## Exercise aim
Present every line in which the string "checking" appears.

## Records for this exercise
-- -- --
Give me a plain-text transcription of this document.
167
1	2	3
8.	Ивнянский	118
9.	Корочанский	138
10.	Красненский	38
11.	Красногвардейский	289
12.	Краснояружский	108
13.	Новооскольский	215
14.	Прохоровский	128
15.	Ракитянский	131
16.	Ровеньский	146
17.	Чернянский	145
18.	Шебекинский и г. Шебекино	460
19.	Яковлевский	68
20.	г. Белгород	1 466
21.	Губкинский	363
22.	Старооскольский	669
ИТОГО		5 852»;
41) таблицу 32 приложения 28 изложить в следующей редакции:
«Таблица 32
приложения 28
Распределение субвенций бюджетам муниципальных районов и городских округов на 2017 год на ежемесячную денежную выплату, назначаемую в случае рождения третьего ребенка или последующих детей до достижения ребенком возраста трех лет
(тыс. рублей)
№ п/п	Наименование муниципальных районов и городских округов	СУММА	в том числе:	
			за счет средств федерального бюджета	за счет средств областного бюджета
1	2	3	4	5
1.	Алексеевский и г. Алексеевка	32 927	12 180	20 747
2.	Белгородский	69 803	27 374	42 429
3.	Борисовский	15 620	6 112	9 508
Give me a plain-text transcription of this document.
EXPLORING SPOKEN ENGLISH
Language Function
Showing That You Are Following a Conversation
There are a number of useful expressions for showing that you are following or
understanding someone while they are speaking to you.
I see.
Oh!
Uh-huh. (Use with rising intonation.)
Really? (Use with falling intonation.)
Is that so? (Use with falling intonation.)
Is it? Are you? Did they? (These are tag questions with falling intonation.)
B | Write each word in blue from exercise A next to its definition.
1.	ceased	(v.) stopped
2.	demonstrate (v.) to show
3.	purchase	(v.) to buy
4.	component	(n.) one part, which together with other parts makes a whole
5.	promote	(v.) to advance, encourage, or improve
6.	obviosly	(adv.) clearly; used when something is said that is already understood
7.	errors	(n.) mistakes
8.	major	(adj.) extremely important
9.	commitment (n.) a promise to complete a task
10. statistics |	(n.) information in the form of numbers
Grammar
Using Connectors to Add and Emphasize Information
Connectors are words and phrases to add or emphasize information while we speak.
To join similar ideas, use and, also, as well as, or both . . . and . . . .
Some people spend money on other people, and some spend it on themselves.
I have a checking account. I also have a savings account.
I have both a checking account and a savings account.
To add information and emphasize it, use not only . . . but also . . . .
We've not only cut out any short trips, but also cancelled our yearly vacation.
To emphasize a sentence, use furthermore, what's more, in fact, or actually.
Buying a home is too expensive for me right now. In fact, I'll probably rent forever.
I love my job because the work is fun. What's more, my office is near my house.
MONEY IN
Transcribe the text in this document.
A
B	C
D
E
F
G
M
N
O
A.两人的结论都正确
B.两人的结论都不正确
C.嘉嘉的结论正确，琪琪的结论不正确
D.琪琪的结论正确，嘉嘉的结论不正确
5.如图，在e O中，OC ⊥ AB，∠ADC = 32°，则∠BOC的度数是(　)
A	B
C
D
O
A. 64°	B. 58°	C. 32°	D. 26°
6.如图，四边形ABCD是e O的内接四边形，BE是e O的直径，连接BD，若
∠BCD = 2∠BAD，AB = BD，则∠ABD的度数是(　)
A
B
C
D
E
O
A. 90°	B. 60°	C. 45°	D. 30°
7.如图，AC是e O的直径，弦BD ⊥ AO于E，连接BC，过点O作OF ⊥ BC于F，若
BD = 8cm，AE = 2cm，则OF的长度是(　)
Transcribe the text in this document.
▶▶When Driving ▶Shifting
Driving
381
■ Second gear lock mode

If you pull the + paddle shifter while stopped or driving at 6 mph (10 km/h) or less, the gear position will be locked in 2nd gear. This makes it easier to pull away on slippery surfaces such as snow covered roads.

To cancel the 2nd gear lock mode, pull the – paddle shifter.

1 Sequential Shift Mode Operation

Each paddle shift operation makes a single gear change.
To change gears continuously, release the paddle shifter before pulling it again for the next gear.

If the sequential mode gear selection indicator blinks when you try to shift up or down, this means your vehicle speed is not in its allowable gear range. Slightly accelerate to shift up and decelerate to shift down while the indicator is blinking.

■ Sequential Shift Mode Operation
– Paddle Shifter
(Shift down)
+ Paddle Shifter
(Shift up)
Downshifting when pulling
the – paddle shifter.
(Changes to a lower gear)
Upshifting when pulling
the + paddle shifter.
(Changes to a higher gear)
-- -- --
## Solved exercise
I have a checking account. I also have a savings account.
I have both a checking account and a savings account.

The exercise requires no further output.